START Data rows
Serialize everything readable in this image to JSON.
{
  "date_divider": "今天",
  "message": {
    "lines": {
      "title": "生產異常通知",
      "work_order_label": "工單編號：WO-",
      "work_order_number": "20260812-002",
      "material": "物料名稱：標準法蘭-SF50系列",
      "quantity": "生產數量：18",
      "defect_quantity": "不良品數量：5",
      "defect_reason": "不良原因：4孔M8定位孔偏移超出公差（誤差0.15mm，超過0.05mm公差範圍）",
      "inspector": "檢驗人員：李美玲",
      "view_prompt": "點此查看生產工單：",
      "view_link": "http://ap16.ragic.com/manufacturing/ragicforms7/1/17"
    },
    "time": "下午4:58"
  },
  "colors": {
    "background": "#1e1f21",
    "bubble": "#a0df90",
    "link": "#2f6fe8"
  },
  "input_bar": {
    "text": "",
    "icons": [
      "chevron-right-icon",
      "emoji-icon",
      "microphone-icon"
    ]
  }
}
END Data rows
## Aim of the exercise
Restate the whole of the material exactly.

## Answer below
Serialize everything readable in this image to JSON.
{
  "date_divider": "今天",
  "message": {
    "lines": {
      "title": "生產異常通知",
      "work_order_label": "工單編號：WO-",
      "work_order_number": "20260812-002",
      "material": "物料名稱：標準法蘭-SF50系列",
      "quantity": "生產數量：18",
      "defect_quantity": "不良品數量：5",
      "defect_reason": "不良原因：4孔M8定位孔偏移超出公差（誤差0.15mm，超過0.05mm公差範圍）",
      "inspector": "檢驗人員：李美玲",
      "view_prompt": "點此查看生產工單：",
      "view_link": "http://ap16.ragic.com/manufacturing/ragicforms7/1/17"
    },
    "time": "下午4:58"
  },
  "colors": {
    "background": "#1e1f21",
    "bubble": "#a0df90",
    "link": "#2f6fe8"
  },
  "input_bar": {
    "text": "",
    "icons": [
      "chevron-right-icon",
      "emoji-icon",
      "microphone-icon"
    ]
  }
}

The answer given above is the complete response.